JOB: Each entry below should be written out exactly as it is, with no pictures.

──────── EXTRACTED DATA ────────

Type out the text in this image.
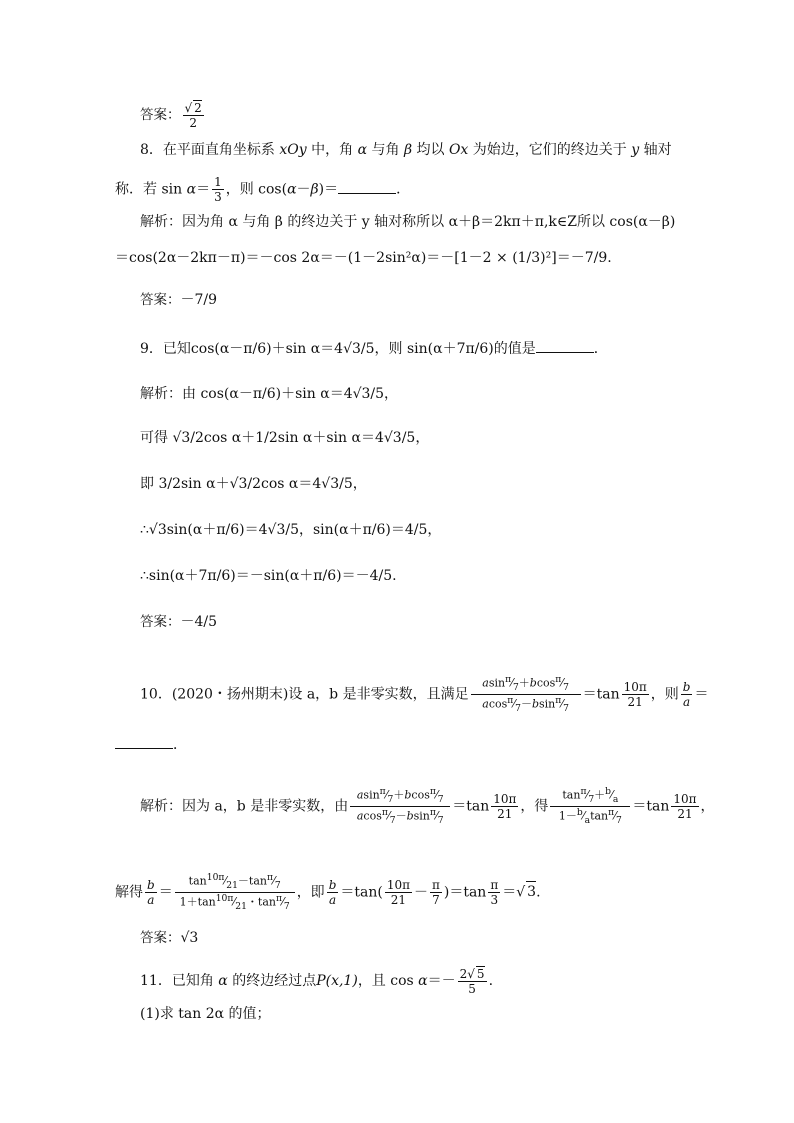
答案： $\frac{√ 2}{2}$
8．在平面直角坐标系 xOy 中，角 α 与角 β 均以 Ox 为始边，它们的终边关于 y 轴对
称．若 $\sin \alpha= \frac{1}{3}$ ，则 cos(α－β)＝	．
解析：因为角 α 与角 β 的终边关于 y 轴对称所以 α＋β＝2kπ＋π,k∈Z所以 cos(α－β)
＝cos(2α－2kπ－π)＝－cos 2α＝－(1－2sin²α)＝－[1－2 × (1/3)²]＝－7/9.
答案：－7/9
9．已知cos(α－π/6)＋sin α＝4√3/5，则 sin(α＋7π/6)的值是	．
解析：由 cos(α－π/6)＋sin α＝4√3/5，
可得 √3/2cos α＋1/2sin α＋sin α＝4√3/5，
即 3/2sin α＋√3/2cos α＝4√3/5，
∴√3sin(α＋π/6)＝4√3/5，sin(α＋π/6)＝4/5，
∴sin(α＋7π/6)＝－sin(α＋π/6)＝－4/5.
答案：－4/5
10．(2020・扬州期末)设 a，b 是非零实数，且满足 $\frac{asin^\pi⁄_7+bcos^\pi⁄_7}{acos^\pi⁄_7-bsin^\pi⁄_7} =\tan \frac{10\pi}{21}$ ，则 $\frac{b}{a}$ ＝
．
解析：因为 a，b 是非零实数，由 $\frac{asin^\pi⁄_7+bcos^\pi⁄_7}{acos^\pi⁄_7-bsin^\pi⁄_7} =\tan \frac{10\pi}{21}$ ，得 $\frac{\tan^\pi⁄_7+^b⁄_a}{1-^b⁄_a\tan^\pi⁄_7} =\tan \frac{10\pi}{21}$ ，
解得 $\frac{b}{a} = \frac{\tan^{10\pi}⁄_{21}-\tan^\pi⁄_7}{1+\tan^{10\pi}⁄_{21}・\tan^\pi⁄_7}$ ，即 $\frac{b}{a} =\tan( \frac{10\pi}{21} - \frac{\pi}{7} )=\tan \frac{\pi}{3}$ ＝√ 3.
答案：√3
11．已知角 α 的终边经过点P(x,1)，且 $\cos \alpha=- \frac{2√ 5}{5}$ .
(1)求 tan 2α 的值；
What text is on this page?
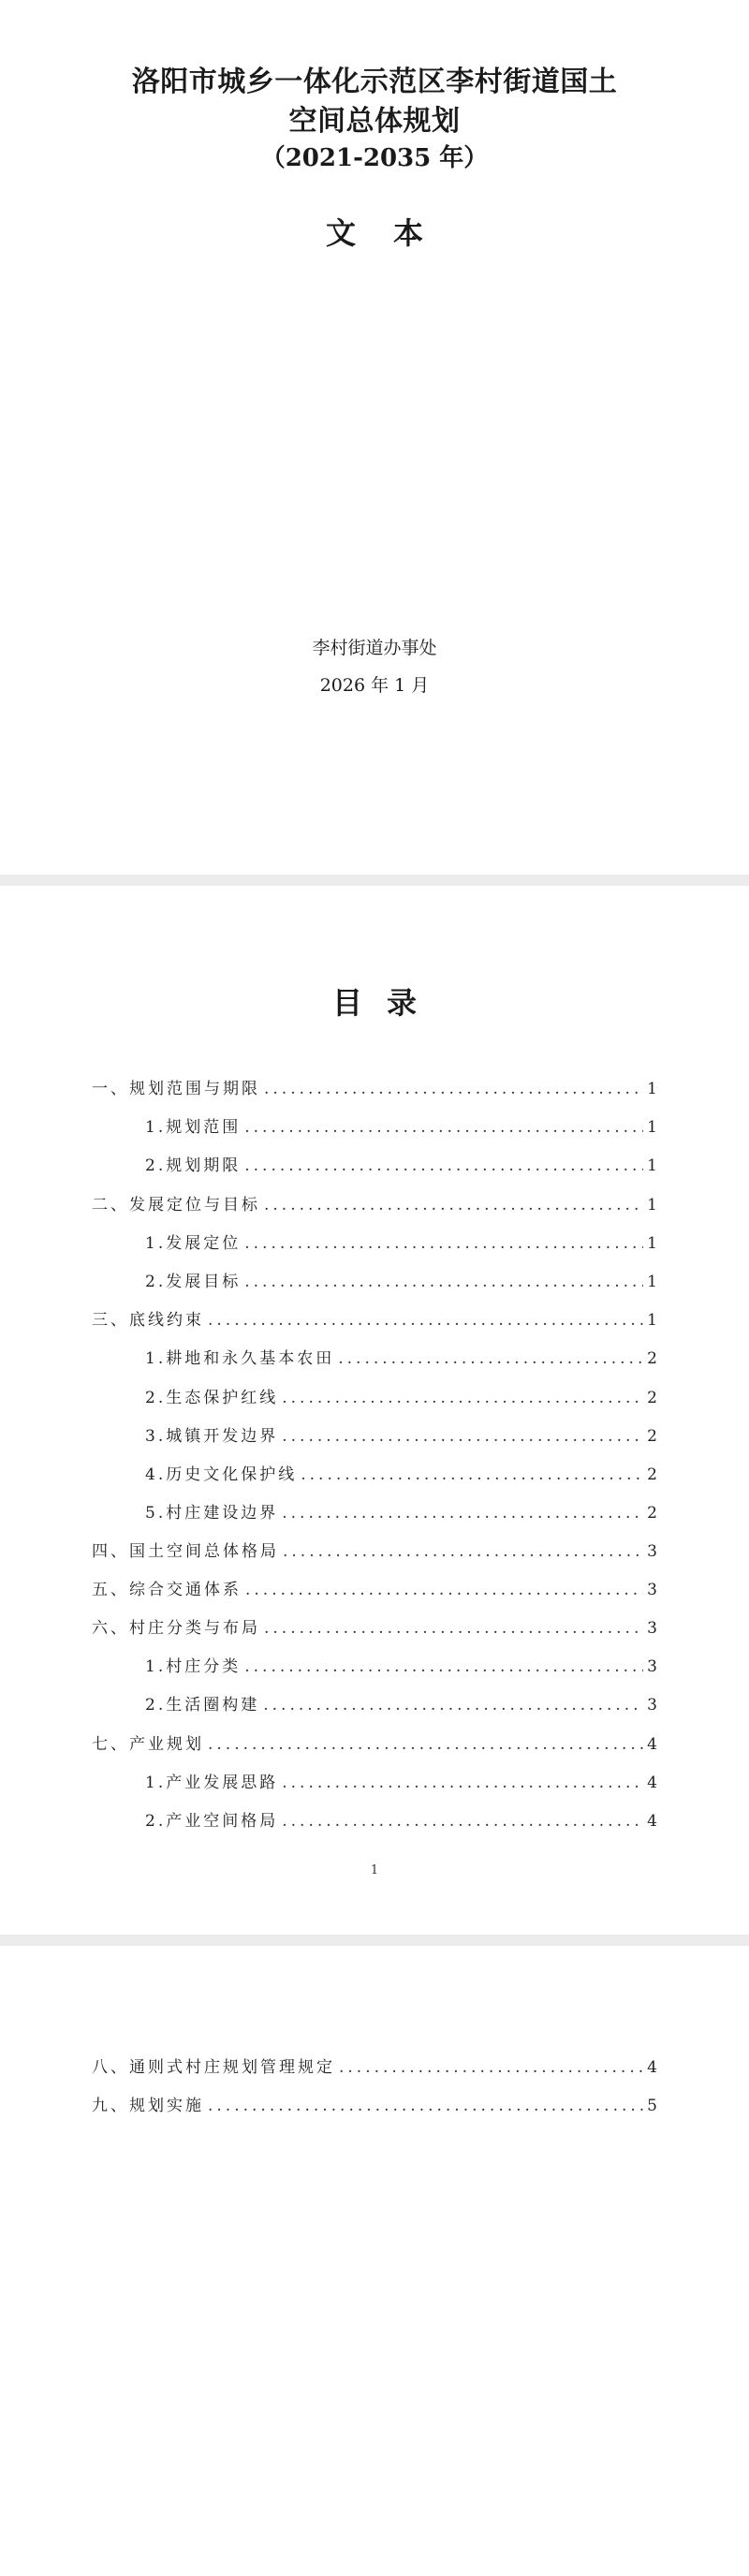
洛阳市城乡一体化示范区李村街道国土
空间总体规划
（2021-2035 年）
文本
李村街道办事处
2026 年 1 月
目录
一、规划范围与期限 .....	1
1.规划范围 .....	1
2.规划期限 .....	1
二、发展定位与目标 .....	1
1.发展定位 .....	1
2.发展目标 .....	1
三、底线约束 .....	1
1.耕地和永久基本农田 .....	2
2.生态保护红线 .....	2
3.城镇开发边界 .....	2
4.历史文化保护线 .....	2
5.村庄建设边界 .....	2
四、国土空间总体格局 .....	3
五、综合交通体系 .....	3
六、村庄分类与布局 .....	3
1.村庄分类 .....	3
2.生活圈构建 .....	3
七、产业规划 .....	4
1.产业发展思路 .....	4
2.产业空间格局 .....	4
1
八、通则式村庄规划管理规定 .....	4
九、规划实施 .....	5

────────

TASK ANSWER:
Type out the text in this image.
答案： $\frac{√ 2}{2}$
8．在平面直角坐标系 xOy 中，角 α 与角 β 均以 Ox 为始边，它们的终边关于 y 轴对
称．若 $\sin \alpha= \frac{1}{3}$ ，则 cos(α－β)＝	．
解析：因为角 α 与角 β 的终边关于 y 轴对称所以 α＋β＝2kπ＋π,k∈Z所以 cos(α－β)
＝cos(2α－2kπ－π)＝－cos 2α＝－(1－2sin²α)＝－[1－2 × (1/3)²]＝－7/9.
答案：－7/9
9．已知cos(α－π/6)＋sin α＝4√3/5，则 sin(α＋7π/6)的值是	．
解析：由 cos(α－π/6)＋sin α＝4√3/5，
可得 √3/2cos α＋1/2sin α＋sin α＝4√3/5，
即 3/2sin α＋√3/2cos α＝4√3/5，
∴√3sin(α＋π/6)＝4√3/5，sin(α＋π/6)＝4/5，
∴sin(α＋7π/6)＝－sin(α＋π/6)＝－4/5.
答案：－4/5
10．(2020・扬州期末)设 a，b 是非零实数，且满足 $\frac{asin^\pi⁄_7+bcos^\pi⁄_7}{acos^\pi⁄_7-bsin^\pi⁄_7} =\tan \frac{10\pi}{21}$ ，则 $\frac{b}{a}$ ＝
．
解析：因为 a，b 是非零实数，由 $\frac{asin^\pi⁄_7+bcos^\pi⁄_7}{acos^\pi⁄_7-bsin^\pi⁄_7} =\tan \frac{10\pi}{21}$ ，得 $\frac{\tan^\pi⁄_7+^b⁄_a}{1-^b⁄_a\tan^\pi⁄_7} =\tan \frac{10\pi}{21}$ ，
解得 $\frac{b}{a} = \frac{\tan^{10\pi}⁄_{21}-\tan^\pi⁄_7}{1+\tan^{10\pi}⁄_{21}・\tan^\pi⁄_7}$ ，即 $\frac{b}{a} =\tan( \frac{10\pi}{21} - \frac{\pi}{7} )=\tan \frac{\pi}{3}$ ＝√ 3.
答案：√3
11．已知角 α 的终边经过点P(x,1)，且 $\cos \alpha=- \frac{2√ 5}{5}$ .
(1)求 tan 2α 的值；
What text is on this page?
洛阳市城乡一体化示范区李村街道国土
空间总体规划
（2021-2035 年）
文本
李村街道办事处
2026 年 1 月
目录
一、规划范围与期限 .....	1
1.规划范围 .....	1
2.规划期限 .....	1
二、发展定位与目标 .....	1
1.发展定位 .....	1
2.发展目标 .....	1
三、底线约束 .....	1
1.耕地和永久基本农田 .....	2
2.生态保护红线 .....	2
3.城镇开发边界 .....	2
4.历史文化保护线 .....	2
5.村庄建设边界 .....	2
四、国土空间总体格局 .....	3
五、综合交通体系 .....	3
六、村庄分类与布局 .....	3
1.村庄分类 .....	3
2.生活圈构建 .....	3
七、产业规划 .....	4
1.产业发展思路 .....	4
2.产业空间格局 .....	4
1
八、通则式村庄规划管理规定 .....	4
九、规划实施 .....	5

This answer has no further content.